→ **Description of the task**
Write out, precisely and in full, each line of the material.
======== Stored records ========
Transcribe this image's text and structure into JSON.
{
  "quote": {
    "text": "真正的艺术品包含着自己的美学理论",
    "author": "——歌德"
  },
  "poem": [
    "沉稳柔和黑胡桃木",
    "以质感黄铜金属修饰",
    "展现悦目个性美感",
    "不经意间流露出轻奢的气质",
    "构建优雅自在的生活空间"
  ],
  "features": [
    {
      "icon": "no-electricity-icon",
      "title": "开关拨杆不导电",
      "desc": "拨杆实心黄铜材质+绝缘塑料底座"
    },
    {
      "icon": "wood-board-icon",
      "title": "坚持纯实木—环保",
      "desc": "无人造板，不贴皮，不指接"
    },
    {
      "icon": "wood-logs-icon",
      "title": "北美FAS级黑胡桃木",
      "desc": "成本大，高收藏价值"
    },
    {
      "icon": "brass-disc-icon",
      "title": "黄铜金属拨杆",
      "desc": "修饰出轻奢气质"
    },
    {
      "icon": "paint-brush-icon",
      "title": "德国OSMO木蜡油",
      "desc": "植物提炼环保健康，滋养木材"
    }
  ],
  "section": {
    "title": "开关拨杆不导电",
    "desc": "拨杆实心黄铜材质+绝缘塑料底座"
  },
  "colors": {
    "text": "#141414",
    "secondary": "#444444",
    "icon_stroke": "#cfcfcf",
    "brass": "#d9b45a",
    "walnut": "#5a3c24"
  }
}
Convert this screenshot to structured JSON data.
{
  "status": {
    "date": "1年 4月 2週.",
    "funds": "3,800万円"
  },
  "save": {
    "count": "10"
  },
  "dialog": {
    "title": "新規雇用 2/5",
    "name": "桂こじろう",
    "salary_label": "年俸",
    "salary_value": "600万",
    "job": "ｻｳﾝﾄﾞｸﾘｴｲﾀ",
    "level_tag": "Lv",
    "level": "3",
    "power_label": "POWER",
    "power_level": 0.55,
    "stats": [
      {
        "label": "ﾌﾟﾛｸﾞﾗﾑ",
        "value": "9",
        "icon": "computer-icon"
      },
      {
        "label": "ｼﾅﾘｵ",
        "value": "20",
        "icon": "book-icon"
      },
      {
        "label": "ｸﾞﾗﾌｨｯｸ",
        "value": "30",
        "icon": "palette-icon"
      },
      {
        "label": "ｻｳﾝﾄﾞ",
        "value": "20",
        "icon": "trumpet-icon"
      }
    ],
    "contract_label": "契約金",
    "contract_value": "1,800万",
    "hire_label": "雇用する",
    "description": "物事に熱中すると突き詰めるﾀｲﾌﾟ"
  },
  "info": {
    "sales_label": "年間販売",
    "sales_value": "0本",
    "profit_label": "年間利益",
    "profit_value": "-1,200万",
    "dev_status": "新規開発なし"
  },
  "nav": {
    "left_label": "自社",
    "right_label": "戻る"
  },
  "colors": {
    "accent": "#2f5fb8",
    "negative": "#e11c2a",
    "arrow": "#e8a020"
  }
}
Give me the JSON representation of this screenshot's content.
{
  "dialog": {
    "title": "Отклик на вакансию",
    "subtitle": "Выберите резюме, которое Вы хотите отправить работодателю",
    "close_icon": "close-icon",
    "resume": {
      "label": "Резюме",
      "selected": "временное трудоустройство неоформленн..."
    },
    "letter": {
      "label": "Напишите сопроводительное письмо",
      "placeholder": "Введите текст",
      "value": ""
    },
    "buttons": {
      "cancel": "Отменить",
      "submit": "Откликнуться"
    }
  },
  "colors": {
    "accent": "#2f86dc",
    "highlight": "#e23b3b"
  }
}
========
→ **Completed task**
Transcribe this image's text and structure into JSON.
{
  "quote": {
    "text": "真正的艺术品包含着自己的美学理论",
    "author": "——歌德"
  },
  "poem": [
    "沉稳柔和黑胡桃木",
    "以质感黄铜金属修饰",
    "展现悦目个性美感",
    "不经意间流露出轻奢的气质",
    "构建优雅自在的生活空间"
  ],
  "features": [
    {
      "icon": "no-electricity-icon",
      "title": "开关拨杆不导电",
      "desc": "拨杆实心黄铜材质+绝缘塑料底座"
    },
    {
      "icon": "wood-board-icon",
      "title": "坚持纯实木—环保",
      "desc": "无人造板，不贴皮，不指接"
    },
    {
      "icon": "wood-logs-icon",
      "title": "北美FAS级黑胡桃木",
      "desc": "成本大，高收藏价值"
    },
    {
      "icon": "brass-disc-icon",
      "title": "黄铜金属拨杆",
      "desc": "修饰出轻奢气质"
    },
    {
      "icon": "paint-brush-icon",
      "title": "德国OSMO木蜡油",
      "desc": "植物提炼环保健康，滋养木材"
    }
  ],
  "section": {
    "title": "开关拨杆不导电",
    "desc": "拨杆实心黄铜材质+绝缘塑料底座"
  },
  "colors": {
    "text": "#141414",
    "secondary": "#444444",
    "icon_stroke": "#cfcfcf",
    "brass": "#d9b45a",
    "walnut": "#5a3c24"
  }
}
Convert this screenshot to structured JSON data.
{
  "status": {
    "date": "1年 4月 2週.",
    "funds": "3,800万円"
  },
  "save": {
    "count": "10"
  },
  "dialog": {
    "title": "新規雇用 2/5",
    "name": "桂こじろう",
    "salary_label": "年俸",
    "salary_value": "600万",
    "job": "ｻｳﾝﾄﾞｸﾘｴｲﾀ",
    "level_tag": "Lv",
    "level": "3",
    "power_label": "POWER",
    "power_level": 0.55,
    "stats": [
      {
        "label": "ﾌﾟﾛｸﾞﾗﾑ",
        "value": "9",
        "icon": "computer-icon"
      },
      {
        "label": "ｼﾅﾘｵ",
        "value": "20",
        "icon": "book-icon"
      },
      {
        "label": "ｸﾞﾗﾌｨｯｸ",
        "value": "30",
        "icon": "palette-icon"
      },
      {
        "label": "ｻｳﾝﾄﾞ",
        "value": "20",
        "icon": "trumpet-icon"
      }
    ],
    "contract_label": "契約金",
    "contract_value": "1,800万",
    "hire_label": "雇用する",
    "description": "物事に熱中すると突き詰めるﾀｲﾌﾟ"
  },
  "info": {
    "sales_label": "年間販売",
    "sales_value": "0本",
    "profit_label": "年間利益",
    "profit_value": "-1,200万",
    "dev_status": "新規開発なし"
  },
  "nav": {
    "left_label": "自社",
    "right_label": "戻る"
  },
  "colors": {
    "accent": "#2f5fb8",
    "negative": "#e11c2a",
    "arrow": "#e8a020"
  }
}
Give me the JSON representation of this screenshot's content.
{
  "dialog": {
    "title": "Отклик на вакансию",
    "subtitle": "Выберите резюме, которое Вы хотите отправить работодателю",
    "close_icon": "close-icon",
    "resume": {
      "label": "Резюме",
      "selected": "временное трудоустройство неоформленн..."
    },
    "letter": {
      "label": "Напишите сопроводительное письмо",
      "placeholder": "Введите текст",
      "value": ""
    },
    "buttons": {
      "cancel": "Отменить",
      "submit": "Откликнуться"
    }
  },
  "colors": {
    "accent": "#2f86dc",
    "highlight": "#e23b3b"
  }
}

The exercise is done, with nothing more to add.